• WHAT IS EXPECTED
Copy the entries from the first one through the line that contains "cat-cell: 自 xyxy=(81,1422,111,1449)", both included, replacing every "气候气象" with "气象条件" and keeping everything else the same.

• EXERCISE INPUT
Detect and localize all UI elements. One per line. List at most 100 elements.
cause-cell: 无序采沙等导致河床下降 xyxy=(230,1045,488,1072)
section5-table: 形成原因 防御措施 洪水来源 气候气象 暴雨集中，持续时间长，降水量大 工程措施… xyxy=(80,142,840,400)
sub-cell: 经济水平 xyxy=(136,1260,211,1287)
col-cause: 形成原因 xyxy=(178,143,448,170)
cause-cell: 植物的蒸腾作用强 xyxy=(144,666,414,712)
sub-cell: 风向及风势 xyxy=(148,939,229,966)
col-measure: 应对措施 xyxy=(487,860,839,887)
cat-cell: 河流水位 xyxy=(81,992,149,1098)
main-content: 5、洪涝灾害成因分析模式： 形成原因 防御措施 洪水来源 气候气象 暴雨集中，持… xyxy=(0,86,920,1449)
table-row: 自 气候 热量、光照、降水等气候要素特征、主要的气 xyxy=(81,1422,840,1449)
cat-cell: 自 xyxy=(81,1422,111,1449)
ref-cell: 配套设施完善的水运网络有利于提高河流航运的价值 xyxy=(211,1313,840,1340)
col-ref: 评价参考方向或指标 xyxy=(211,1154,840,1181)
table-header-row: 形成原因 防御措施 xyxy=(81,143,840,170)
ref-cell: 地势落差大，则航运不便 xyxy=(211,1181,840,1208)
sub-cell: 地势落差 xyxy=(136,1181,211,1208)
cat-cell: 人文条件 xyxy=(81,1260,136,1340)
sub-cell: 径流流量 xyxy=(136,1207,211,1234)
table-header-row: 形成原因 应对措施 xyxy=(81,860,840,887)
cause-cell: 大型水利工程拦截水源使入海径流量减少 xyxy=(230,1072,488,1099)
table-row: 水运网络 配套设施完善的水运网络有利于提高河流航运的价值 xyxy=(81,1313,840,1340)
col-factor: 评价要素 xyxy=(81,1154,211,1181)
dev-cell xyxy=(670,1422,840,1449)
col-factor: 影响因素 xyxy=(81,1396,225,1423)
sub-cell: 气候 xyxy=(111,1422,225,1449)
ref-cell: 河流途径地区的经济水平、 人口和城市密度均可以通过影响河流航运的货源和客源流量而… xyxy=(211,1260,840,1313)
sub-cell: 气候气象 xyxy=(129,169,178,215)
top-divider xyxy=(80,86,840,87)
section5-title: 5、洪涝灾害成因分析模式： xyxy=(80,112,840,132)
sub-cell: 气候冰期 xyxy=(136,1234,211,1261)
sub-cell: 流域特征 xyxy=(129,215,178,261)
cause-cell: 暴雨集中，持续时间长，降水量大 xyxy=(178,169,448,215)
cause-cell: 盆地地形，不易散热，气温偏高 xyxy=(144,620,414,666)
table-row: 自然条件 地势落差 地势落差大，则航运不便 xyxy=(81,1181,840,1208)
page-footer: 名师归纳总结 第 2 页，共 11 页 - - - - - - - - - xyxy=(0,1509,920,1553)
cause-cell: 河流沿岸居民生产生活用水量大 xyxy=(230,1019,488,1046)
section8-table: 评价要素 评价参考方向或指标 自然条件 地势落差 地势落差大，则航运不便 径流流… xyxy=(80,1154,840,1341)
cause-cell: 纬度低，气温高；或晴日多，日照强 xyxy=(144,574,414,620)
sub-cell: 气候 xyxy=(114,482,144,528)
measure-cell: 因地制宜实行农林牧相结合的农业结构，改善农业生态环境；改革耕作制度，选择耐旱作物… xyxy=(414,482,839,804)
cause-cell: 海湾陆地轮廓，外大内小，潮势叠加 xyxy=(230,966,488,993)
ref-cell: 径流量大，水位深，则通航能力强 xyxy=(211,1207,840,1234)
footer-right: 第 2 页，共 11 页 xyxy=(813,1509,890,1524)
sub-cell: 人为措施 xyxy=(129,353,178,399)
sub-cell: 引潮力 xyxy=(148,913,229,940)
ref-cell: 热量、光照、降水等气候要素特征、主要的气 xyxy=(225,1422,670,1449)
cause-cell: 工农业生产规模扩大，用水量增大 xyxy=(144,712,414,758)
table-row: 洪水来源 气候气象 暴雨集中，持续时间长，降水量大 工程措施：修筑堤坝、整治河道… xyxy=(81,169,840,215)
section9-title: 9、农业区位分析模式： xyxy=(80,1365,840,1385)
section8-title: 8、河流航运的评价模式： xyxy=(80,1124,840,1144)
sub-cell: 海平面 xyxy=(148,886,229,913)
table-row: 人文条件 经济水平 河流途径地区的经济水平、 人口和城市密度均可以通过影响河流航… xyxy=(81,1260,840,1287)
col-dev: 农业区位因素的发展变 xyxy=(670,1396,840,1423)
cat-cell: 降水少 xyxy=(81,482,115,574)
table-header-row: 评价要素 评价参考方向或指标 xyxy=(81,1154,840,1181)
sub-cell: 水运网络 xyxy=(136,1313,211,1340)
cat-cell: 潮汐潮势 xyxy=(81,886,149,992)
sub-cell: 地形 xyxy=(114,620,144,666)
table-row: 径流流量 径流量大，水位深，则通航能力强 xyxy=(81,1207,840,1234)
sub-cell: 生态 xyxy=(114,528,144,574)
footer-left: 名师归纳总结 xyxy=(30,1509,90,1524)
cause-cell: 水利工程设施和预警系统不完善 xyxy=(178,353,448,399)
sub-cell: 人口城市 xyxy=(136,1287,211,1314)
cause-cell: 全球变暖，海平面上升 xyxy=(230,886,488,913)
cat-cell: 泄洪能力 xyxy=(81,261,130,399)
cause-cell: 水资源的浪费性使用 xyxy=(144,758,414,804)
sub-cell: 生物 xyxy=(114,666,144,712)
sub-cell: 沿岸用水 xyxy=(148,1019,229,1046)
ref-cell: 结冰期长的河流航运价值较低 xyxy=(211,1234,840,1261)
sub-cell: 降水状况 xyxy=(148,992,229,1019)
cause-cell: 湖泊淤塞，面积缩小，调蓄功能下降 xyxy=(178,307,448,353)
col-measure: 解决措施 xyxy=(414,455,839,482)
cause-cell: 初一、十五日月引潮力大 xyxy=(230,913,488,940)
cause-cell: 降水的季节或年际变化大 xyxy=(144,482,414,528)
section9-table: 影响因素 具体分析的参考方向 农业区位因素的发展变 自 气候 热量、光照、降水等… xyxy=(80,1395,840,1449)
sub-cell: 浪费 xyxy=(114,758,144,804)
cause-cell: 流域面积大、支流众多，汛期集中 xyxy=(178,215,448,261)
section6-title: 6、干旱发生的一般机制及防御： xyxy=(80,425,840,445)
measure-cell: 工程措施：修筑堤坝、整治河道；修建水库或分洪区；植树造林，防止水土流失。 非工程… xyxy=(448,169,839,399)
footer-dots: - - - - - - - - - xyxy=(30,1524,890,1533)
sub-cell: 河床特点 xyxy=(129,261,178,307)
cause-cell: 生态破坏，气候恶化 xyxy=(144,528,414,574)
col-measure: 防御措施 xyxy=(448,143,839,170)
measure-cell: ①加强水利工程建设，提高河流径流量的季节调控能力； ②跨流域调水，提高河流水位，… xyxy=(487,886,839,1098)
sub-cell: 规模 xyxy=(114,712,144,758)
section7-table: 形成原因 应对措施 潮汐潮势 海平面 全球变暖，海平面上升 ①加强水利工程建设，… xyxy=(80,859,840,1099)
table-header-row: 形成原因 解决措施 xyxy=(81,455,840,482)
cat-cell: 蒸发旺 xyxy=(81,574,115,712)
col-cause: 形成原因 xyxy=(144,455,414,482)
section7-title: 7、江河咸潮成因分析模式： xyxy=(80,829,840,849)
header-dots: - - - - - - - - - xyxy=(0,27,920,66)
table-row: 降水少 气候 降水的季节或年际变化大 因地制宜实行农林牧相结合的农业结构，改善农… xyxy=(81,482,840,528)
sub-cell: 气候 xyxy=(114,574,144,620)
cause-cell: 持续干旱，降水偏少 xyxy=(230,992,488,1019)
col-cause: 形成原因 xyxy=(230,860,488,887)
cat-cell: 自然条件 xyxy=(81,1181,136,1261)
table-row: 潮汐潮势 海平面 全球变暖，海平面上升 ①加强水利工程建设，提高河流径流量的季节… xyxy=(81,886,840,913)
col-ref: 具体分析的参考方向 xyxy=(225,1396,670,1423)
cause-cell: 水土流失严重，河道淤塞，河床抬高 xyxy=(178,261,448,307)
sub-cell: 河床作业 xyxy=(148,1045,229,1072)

• EXERCISE RESPONSE
Detect and localize all UI elements. One per line. List at most 100 elements.
cause-cell: 无序采沙等导致河床下降 xyxy=(230,1045,488,1072)
section5-table: 形成原因 防御措施 洪水来源 气象条件 暴雨集中，持续时间长，降水量大 工程措施… xyxy=(80,142,840,400)
sub-cell: 经济水平 xyxy=(136,1260,211,1287)
col-cause: 形成原因 xyxy=(178,143,448,170)
cause-cell: 植物的蒸腾作用强 xyxy=(144,666,414,712)
sub-cell: 风向及风势 xyxy=(148,939,229,966)
col-measure: 应对措施 xyxy=(487,860,839,887)
cat-cell: 河流水位 xyxy=(81,992,149,1098)
main-content: 5、洪涝灾害成因分析模式： 形成原因 防御措施 洪水来源 气象条件 暴雨集中，持… xyxy=(0,86,920,1449)
table-row: 自 气候 热量、光照、降水等气候要素特征、主要的气 xyxy=(81,1422,840,1449)
cat-cell: 自 xyxy=(81,1422,111,1449)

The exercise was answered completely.